◆ REQUEST ◆
Output all lines exactly.

[Data entries]
## start

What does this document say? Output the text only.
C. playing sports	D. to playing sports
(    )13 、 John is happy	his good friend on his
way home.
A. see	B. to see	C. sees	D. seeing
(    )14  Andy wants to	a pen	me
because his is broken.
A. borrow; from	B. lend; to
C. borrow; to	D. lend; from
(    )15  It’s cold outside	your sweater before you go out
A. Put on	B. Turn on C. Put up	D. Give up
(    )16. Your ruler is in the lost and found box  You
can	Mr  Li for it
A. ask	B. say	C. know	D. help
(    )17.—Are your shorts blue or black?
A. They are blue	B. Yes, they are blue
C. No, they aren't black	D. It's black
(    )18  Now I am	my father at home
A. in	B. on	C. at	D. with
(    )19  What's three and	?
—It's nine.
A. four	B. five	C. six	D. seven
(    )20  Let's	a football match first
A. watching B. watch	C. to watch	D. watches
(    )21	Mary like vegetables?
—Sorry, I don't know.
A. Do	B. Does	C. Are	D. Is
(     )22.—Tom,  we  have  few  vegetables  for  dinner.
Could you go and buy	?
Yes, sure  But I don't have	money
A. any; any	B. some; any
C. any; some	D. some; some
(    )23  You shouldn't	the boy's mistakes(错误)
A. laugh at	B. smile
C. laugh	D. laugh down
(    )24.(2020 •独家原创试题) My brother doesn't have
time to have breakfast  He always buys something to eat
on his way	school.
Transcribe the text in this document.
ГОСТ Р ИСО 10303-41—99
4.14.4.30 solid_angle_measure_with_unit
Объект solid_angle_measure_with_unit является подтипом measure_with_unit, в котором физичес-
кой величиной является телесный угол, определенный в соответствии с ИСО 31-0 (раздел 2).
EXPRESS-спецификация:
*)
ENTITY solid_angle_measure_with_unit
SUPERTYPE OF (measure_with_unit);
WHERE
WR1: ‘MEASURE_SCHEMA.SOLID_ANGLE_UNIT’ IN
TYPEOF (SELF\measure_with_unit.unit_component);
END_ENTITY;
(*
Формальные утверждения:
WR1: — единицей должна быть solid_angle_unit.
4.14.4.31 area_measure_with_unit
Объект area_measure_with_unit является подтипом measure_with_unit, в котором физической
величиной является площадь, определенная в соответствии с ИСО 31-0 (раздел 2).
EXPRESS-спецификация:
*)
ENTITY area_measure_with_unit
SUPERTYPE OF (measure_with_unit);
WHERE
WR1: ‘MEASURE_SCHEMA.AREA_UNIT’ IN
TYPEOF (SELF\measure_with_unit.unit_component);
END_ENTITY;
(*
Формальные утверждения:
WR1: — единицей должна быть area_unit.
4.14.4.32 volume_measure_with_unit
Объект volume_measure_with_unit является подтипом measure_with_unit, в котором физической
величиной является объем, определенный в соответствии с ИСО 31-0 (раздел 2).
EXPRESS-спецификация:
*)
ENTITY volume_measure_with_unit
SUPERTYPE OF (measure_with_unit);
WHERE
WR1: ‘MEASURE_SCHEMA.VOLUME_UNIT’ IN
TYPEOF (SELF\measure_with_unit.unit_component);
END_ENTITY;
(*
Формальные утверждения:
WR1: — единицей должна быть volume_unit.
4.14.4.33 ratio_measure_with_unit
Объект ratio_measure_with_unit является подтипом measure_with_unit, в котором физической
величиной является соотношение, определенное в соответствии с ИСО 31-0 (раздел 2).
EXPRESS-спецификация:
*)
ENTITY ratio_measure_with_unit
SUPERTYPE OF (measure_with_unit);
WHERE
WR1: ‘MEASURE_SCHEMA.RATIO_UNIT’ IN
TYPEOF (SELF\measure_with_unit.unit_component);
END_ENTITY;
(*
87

## end

◆ EXERCISE OUTPUT ◆
What does this document say? Output the text only.
C. playing sports	D. to playing sports
(    )13 、 John is happy	his good friend on his
way home.
A. see	B. to see	C. sees	D. seeing
(    )14  Andy wants to	a pen	me
because his is broken.
A. borrow; from	B. lend; to
C. borrow; to	D. lend; from
(    )15  It’s cold outside	your sweater before you go out
A. Put on	B. Turn on C. Put up	D. Give up
(    )16. Your ruler is in the lost and found box  You
can	Mr  Li for it
A. ask	B. say	C. know	D. help
(    )17.—Are your shorts blue or black?
A. They are blue	B. Yes, they are blue
C. No, they aren't black	D. It's black
(    )18  Now I am	my father at home
A. in	B. on	C. at	D. with
(    )19  What's three and	?
—It's nine.
A. four	B. five	C. six	D. seven
(    )20  Let's	a football match first
A. watching B. watch	C. to watch	D. watches
(    )21	Mary like vegetables?
—Sorry, I don't know.
A. Do	B. Does	C. Are	D. Is
(     )22.—Tom,  we  have  few  vegetables  for  dinner.
Could you go and buy	?
Yes, sure  But I don't have	money
A. any; any	B. some; any
C. any; some	D. some; some
(    )23  You shouldn't	the boy's mistakes(错误)
A. laugh at	B. smile
C. laugh	D. laugh down
(    )24.(2020 •独家原创试题) My brother doesn't have
time to have breakfast  He always buys something to eat
on his way	school.
Transcribe the text in this document.
ГОСТ Р ИСО 10303-41—99
4.14.4.30 solid_angle_measure_with_unit
Объект solid_angle_measure_with_unit является подтипом measure_with_unit, в котором физичес-
кой величиной является телесный угол, определенный в соответствии с ИСО 31-0 (раздел 2).
EXPRESS-спецификация:
*)
ENTITY solid_angle_measure_with_unit
SUPERTYPE OF (measure_with_unit);
WHERE
WR1: ‘MEASURE_SCHEMA.SOLID_ANGLE_UNIT’ IN
TYPEOF (SELF\measure_with_unit.unit_component);
END_ENTITY;
(*
Формальные утверждения:
WR1: — единицей должна быть solid_angle_unit.
4.14.4.31 area_measure_with_unit
Объект area_measure_with_unit является подтипом measure_with_unit, в котором физической
величиной является площадь, определенная в соответствии с ИСО 31-0 (раздел 2).
EXPRESS-спецификация:
*)
ENTITY area_measure_with_unit
SUPERTYPE OF (measure_with_unit);
WHERE
WR1: ‘MEASURE_SCHEMA.AREA_UNIT’ IN
TYPEOF (SELF\measure_with_unit.unit_component);
END_ENTITY;
(*
Формальные утверждения:
WR1: — единицей должна быть area_unit.
4.14.4.32 volume_measure_with_unit
Объект volume_measure_with_unit является подтипом measure_with_unit, в котором физической
величиной является объем, определенный в соответствии с ИСО 31-0 (раздел 2).
EXPRESS-спецификация:
*)
ENTITY volume_measure_with_unit
SUPERTYPE OF (measure_with_unit);
WHERE
WR1: ‘MEASURE_SCHEMA.VOLUME_UNIT’ IN
TYPEOF (SELF\measure_with_unit.unit_component);
END_ENTITY;
(*
Формальные утверждения:
WR1: — единицей должна быть volume_unit.
4.14.4.33 ratio_measure_with_unit
Объект ratio_measure_with_unit является подтипом measure_with_unit, в котором физической
величиной является соотношение, определенное в соответствии с ИСО 31-0 (раздел 2).
EXPRESS-спецификация:
*)
ENTITY ratio_measure_with_unit
SUPERTYPE OF (measure_with_unit);
WHERE
WR1: ‘MEASURE_SCHEMA.RATIO_UNIT’ IN
TYPEOF (SELF\measure_with_unit.unit_component);
END_ENTITY;
(*
87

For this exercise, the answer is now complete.